_EXTRACTED INFORMATION_:
(begin)

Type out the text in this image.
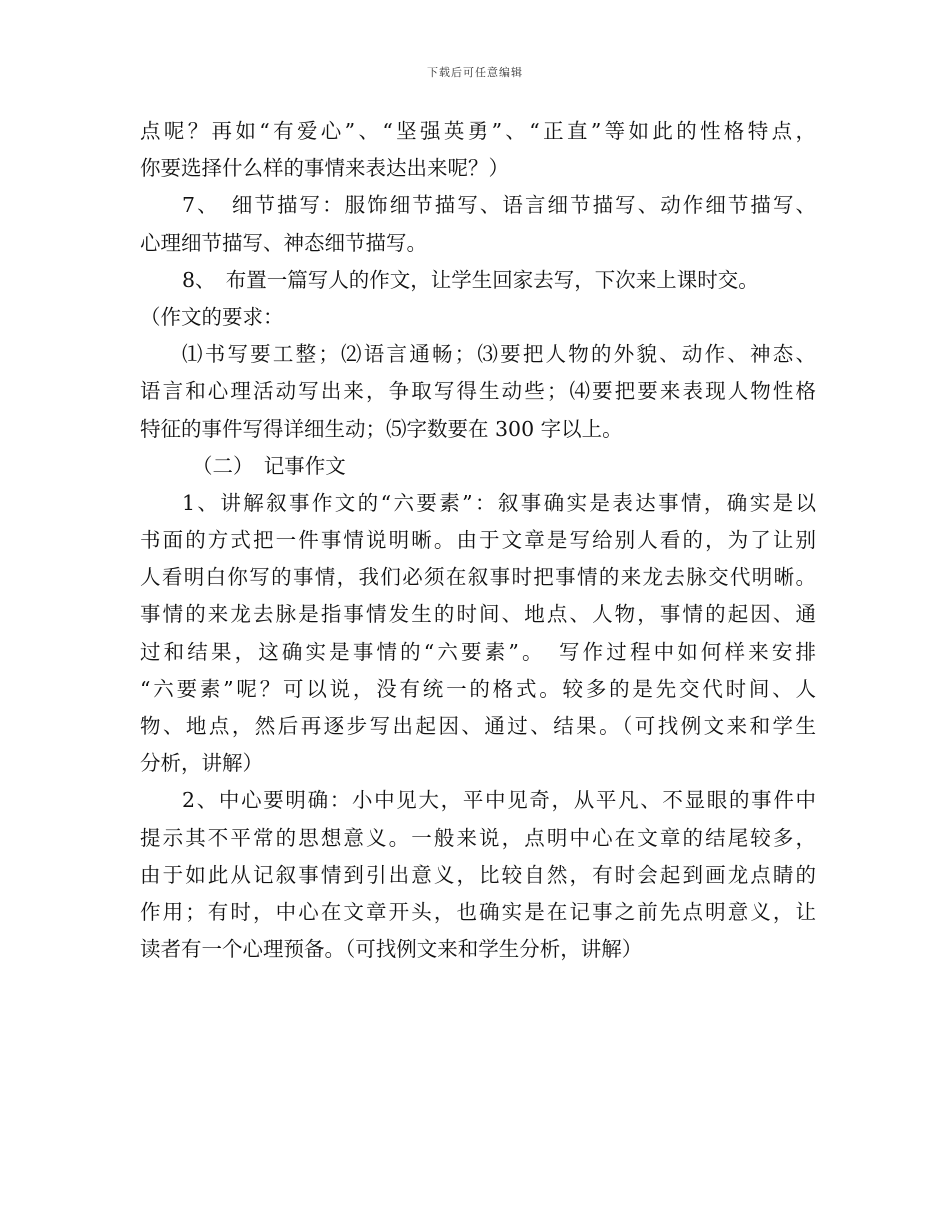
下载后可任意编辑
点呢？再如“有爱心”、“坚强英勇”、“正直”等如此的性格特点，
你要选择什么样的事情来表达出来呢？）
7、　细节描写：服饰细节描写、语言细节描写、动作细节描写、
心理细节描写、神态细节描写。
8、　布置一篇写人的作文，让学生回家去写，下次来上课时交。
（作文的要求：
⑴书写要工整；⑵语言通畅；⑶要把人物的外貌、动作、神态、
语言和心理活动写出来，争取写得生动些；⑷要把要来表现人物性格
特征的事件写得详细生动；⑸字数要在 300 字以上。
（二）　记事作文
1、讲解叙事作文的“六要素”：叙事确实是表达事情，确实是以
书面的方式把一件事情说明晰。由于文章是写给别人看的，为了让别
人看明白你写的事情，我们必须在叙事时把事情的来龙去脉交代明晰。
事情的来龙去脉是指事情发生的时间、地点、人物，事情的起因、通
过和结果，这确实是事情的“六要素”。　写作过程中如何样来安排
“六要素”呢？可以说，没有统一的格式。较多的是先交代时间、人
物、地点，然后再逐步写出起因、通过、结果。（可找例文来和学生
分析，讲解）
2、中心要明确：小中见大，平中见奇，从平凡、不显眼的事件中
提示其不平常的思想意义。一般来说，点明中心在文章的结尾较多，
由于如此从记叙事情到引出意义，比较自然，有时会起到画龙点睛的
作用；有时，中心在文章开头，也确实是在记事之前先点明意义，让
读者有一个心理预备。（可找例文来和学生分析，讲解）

(end)
(begin)

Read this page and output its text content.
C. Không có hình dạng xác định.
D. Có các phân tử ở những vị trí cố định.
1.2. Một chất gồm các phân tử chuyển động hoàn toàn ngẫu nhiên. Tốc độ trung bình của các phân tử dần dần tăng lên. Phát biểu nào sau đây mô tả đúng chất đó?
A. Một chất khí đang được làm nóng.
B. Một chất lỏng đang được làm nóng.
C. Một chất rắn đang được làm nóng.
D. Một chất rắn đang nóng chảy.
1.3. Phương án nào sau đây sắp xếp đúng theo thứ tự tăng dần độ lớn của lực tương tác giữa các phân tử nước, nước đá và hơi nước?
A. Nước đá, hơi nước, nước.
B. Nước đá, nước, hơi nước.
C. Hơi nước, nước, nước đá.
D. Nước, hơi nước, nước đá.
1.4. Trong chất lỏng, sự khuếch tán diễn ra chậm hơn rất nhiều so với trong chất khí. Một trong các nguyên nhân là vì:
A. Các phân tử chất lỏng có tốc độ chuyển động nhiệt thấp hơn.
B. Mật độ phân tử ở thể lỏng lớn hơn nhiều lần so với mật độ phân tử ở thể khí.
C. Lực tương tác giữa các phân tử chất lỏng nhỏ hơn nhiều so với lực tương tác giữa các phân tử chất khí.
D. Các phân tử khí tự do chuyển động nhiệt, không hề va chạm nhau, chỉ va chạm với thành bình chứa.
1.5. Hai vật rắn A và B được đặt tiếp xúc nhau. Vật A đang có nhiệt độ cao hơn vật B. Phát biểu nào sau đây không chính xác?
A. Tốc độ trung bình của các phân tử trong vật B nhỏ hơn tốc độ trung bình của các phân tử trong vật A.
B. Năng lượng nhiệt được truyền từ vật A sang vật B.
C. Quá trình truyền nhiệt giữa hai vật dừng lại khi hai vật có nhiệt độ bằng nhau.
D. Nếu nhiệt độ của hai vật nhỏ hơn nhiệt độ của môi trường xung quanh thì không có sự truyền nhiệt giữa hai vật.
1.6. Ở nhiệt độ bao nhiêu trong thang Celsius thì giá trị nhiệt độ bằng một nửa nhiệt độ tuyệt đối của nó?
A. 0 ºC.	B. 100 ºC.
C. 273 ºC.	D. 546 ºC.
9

(end)
(begin)

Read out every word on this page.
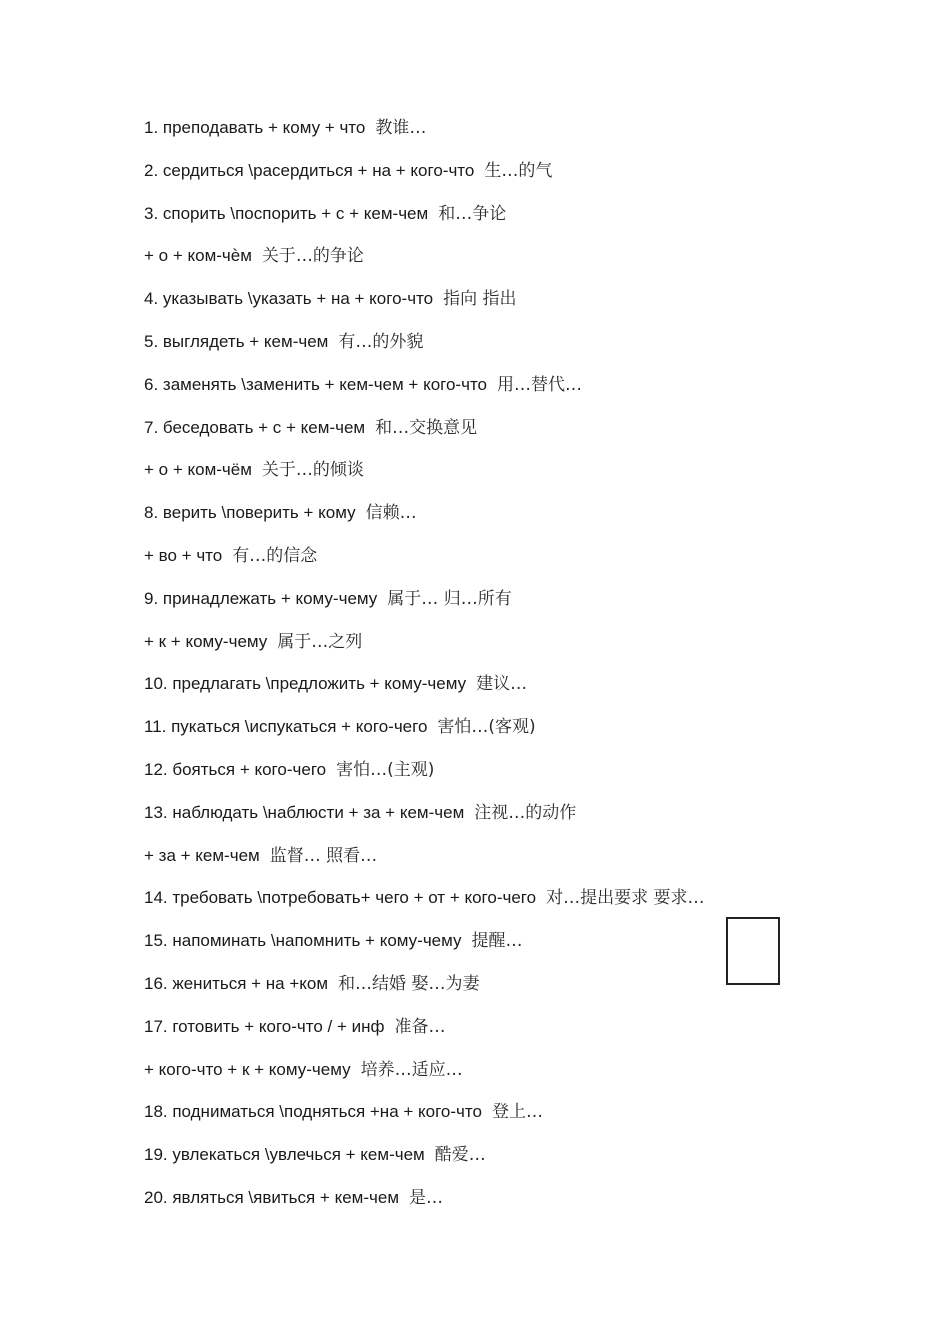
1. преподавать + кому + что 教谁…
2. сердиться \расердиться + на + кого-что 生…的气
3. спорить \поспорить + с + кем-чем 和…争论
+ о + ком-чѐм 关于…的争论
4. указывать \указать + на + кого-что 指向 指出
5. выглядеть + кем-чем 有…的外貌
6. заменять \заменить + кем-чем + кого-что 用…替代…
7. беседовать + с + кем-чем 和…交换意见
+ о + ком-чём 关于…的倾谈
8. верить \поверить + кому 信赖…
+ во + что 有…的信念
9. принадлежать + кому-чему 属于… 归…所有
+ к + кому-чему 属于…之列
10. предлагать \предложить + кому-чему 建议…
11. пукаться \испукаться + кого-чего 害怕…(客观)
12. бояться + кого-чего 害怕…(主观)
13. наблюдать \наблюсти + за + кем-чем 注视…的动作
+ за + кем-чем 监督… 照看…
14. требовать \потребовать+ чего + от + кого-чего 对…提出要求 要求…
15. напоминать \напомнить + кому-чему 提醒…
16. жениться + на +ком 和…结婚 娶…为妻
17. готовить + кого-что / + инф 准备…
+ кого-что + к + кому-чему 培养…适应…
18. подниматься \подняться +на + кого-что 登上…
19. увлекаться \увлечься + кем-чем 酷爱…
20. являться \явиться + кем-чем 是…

(end)

_REQUIREMENTS_:
How many lines in the listing above contain the string "кому"? Answer with the number only.

_SOLUTION_:
7